Short problem
Every record here needs to be written out again exactly.

Exercise inputs
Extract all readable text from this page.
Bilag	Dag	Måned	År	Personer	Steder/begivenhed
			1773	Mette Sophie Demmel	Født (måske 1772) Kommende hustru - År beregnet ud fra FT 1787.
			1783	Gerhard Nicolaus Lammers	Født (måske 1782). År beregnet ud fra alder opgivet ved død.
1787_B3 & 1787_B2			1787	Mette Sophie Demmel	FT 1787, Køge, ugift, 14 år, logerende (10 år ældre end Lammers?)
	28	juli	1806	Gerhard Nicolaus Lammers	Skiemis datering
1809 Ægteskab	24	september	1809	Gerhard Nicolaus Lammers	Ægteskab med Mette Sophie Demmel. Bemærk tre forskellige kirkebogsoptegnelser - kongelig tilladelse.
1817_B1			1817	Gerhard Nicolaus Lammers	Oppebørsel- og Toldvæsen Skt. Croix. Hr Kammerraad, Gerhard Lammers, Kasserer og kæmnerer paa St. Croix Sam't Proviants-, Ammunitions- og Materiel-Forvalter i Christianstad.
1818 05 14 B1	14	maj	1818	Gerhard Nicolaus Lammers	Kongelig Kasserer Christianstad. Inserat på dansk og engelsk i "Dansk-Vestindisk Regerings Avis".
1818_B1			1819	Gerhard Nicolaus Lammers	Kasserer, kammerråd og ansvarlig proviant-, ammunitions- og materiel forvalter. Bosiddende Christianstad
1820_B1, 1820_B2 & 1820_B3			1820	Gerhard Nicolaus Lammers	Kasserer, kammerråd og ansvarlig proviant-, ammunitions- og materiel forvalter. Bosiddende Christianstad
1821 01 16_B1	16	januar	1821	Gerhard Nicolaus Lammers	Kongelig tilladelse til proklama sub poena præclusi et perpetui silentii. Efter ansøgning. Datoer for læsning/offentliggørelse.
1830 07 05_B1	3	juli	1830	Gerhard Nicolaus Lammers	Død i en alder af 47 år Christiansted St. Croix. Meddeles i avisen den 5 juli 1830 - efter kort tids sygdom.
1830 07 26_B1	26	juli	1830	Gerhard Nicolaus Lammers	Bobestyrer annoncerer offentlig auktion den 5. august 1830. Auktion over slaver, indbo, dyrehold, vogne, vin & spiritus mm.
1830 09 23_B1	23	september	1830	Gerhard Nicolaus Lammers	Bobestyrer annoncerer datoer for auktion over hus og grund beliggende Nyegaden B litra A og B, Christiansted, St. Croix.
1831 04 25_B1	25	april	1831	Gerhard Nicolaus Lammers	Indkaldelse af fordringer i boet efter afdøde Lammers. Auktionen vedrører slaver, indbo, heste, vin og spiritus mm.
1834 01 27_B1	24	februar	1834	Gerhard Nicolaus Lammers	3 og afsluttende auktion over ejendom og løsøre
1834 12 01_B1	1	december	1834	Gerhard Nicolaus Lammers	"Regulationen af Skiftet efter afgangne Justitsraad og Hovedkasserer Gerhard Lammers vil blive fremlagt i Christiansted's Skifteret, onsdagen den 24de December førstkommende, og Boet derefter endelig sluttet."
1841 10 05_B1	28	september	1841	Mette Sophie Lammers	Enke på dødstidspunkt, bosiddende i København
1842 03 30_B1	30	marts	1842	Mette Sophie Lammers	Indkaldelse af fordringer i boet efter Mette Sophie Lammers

Response
Extract all readable text from this page.
Bilag	Dag	Måned	År	Personer	Steder/begivenhed
			1773	Mette Sophie Demmel	Født (måske 1772) Kommende hustru - År beregnet ud fra FT 1787.
			1783	Gerhard Nicolaus Lammers	Født (måske 1782). År beregnet ud fra alder opgivet ved død.
1787_B3 & 1787_B2			1787	Mette Sophie Demmel	FT 1787, Køge, ugift, 14 år, logerende (10 år ældre end Lammers?)
	28	juli	1806	Gerhard Nicolaus Lammers	Skiemis datering
1809 Ægteskab	24	september	1809	Gerhard Nicolaus Lammers	Ægteskab med Mette Sophie Demmel. Bemærk tre forskellige kirkebogsoptegnelser - kongelig tilladelse.
1817_B1			1817	Gerhard Nicolaus Lammers	Oppebørsel- og Toldvæsen Skt. Croix. Hr Kammerraad, Gerhard Lammers, Kasserer og kæmnerer paa St. Croix Sam't Proviants-, Ammunitions- og Materiel-Forvalter i Christianstad.
1818 05 14 B1	14	maj	1818	Gerhard Nicolaus Lammers	Kongelig Kasserer Christianstad. Inserat på dansk og engelsk i "Dansk-Vestindisk Regerings Avis".
1818_B1			1819	Gerhard Nicolaus Lammers	Kasserer, kammerråd og ansvarlig proviant-, ammunitions- og materiel forvalter. Bosiddende Christianstad
1820_B1, 1820_B2 & 1820_B3			1820	Gerhard Nicolaus Lammers	Kasserer, kammerråd og ansvarlig proviant-, ammunitions- og materiel forvalter. Bosiddende Christianstad
1821 01 16_B1	16	januar	1821	Gerhard Nicolaus Lammers	Kongelig tilladelse til proklama sub poena præclusi et perpetui silentii. Efter ansøgning. Datoer for læsning/offentliggørelse.
1830 07 05_B1	3	juli	1830	Gerhard Nicolaus Lammers	Død i en alder af 47 år Christiansted St. Croix. Meddeles i avisen den 5 juli 1830 - efter kort tids sygdom.
1830 07 26_B1	26	juli	1830	Gerhard Nicolaus Lammers	Bobestyrer annoncerer offentlig auktion den 5. august 1830. Auktion over slaver, indbo, dyrehold, vogne, vin & spiritus mm.
1830 09 23_B1	23	september	1830	Gerhard Nicolaus Lammers	Bobestyrer annoncerer datoer for auktion over hus og grund beliggende Nyegaden B litra A og B, Christiansted, St. Croix.
1831 04 25_B1	25	april	1831	Gerhard Nicolaus Lammers	Indkaldelse af fordringer i boet efter afdøde Lammers. Auktionen vedrører slaver, indbo, heste, vin og spiritus mm.
1834 01 27_B1	24	februar	1834	Gerhard Nicolaus Lammers	3 og afsluttende auktion over ejendom og løsøre
1834 12 01_B1	1	december	1834	Gerhard Nicolaus Lammers	"Regulationen af Skiftet efter afgangne Justitsraad og Hovedkasserer Gerhard Lammers vil blive fremlagt i Christiansted's Skifteret, onsdagen den 24de December førstkommende, og Boet derefter endelig sluttet."
1841 10 05_B1	28	september	1841	Mette Sophie Lammers	Enke på dødstidspunkt, bosiddende i København
1842 03 30_B1	30	marts	1842	Mette Sophie Lammers	Indkaldelse af fordringer i boet efter Mette Sophie Lammers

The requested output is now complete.